START The input

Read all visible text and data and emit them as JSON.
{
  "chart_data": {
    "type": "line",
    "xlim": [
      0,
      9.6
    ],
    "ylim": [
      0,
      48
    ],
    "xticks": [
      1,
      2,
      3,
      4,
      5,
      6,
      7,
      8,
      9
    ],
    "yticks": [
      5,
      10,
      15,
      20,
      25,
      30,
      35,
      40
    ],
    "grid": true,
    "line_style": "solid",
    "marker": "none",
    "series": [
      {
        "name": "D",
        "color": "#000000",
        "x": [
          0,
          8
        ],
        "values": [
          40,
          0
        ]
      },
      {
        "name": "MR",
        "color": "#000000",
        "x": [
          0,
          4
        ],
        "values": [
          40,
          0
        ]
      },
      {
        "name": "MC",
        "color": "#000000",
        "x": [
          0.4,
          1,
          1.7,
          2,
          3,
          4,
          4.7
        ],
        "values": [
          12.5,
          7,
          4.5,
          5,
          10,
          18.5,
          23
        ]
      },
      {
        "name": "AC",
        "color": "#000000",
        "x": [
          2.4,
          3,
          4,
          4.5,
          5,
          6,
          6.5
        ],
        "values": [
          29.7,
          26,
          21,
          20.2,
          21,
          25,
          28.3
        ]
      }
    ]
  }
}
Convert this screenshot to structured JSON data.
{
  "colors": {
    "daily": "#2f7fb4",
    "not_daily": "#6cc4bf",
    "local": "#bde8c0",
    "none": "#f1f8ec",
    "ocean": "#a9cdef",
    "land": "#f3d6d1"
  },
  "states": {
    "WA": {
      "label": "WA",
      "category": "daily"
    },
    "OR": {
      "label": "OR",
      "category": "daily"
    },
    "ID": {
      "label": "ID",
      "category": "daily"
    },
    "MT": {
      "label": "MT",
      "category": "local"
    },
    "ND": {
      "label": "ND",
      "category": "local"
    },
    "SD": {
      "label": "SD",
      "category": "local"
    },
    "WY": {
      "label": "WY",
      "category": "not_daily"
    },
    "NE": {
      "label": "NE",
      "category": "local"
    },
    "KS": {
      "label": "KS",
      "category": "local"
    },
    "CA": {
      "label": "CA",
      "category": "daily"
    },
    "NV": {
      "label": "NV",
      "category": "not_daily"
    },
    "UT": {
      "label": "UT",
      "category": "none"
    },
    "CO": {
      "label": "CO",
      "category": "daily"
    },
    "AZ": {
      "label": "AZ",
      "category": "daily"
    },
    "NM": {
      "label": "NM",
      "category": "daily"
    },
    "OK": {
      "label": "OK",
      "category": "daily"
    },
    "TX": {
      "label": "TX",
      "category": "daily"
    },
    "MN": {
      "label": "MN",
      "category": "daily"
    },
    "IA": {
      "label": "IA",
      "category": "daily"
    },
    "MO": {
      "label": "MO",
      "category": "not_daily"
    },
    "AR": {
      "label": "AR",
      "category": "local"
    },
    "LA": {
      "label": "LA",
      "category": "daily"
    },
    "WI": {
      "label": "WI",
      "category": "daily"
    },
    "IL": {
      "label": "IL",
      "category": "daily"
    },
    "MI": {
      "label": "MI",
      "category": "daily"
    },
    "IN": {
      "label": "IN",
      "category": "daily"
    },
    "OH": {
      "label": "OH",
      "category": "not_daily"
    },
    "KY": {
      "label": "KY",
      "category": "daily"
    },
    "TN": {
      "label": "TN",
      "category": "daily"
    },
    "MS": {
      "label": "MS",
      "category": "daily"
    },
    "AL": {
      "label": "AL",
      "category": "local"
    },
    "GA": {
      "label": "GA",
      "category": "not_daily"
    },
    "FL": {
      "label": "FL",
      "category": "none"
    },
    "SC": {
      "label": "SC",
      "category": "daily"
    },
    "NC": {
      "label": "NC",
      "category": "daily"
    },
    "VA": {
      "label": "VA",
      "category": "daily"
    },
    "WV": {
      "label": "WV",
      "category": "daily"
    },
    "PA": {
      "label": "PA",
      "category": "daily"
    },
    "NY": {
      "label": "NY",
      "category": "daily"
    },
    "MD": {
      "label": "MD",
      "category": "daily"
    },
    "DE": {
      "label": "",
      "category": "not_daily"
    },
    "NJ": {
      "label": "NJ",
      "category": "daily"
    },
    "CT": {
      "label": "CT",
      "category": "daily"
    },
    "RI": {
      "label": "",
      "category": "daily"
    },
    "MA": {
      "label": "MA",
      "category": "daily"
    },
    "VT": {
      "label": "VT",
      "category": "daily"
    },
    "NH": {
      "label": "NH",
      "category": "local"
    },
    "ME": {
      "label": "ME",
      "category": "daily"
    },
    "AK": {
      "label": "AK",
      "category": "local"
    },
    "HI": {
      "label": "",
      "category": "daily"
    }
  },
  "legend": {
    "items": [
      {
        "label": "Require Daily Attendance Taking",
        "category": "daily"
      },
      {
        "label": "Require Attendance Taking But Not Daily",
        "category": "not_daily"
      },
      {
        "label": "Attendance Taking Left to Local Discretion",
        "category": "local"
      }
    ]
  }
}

END The input

* Short task: Show every line above in which the word "Taking" occurs.

* Solution to the problem:
        "label": "Require Daily Attendance Taking",
        "label": "Require Attendance Taking But Not Daily",
        "label": "Attendance Taking Left to Local Discretion",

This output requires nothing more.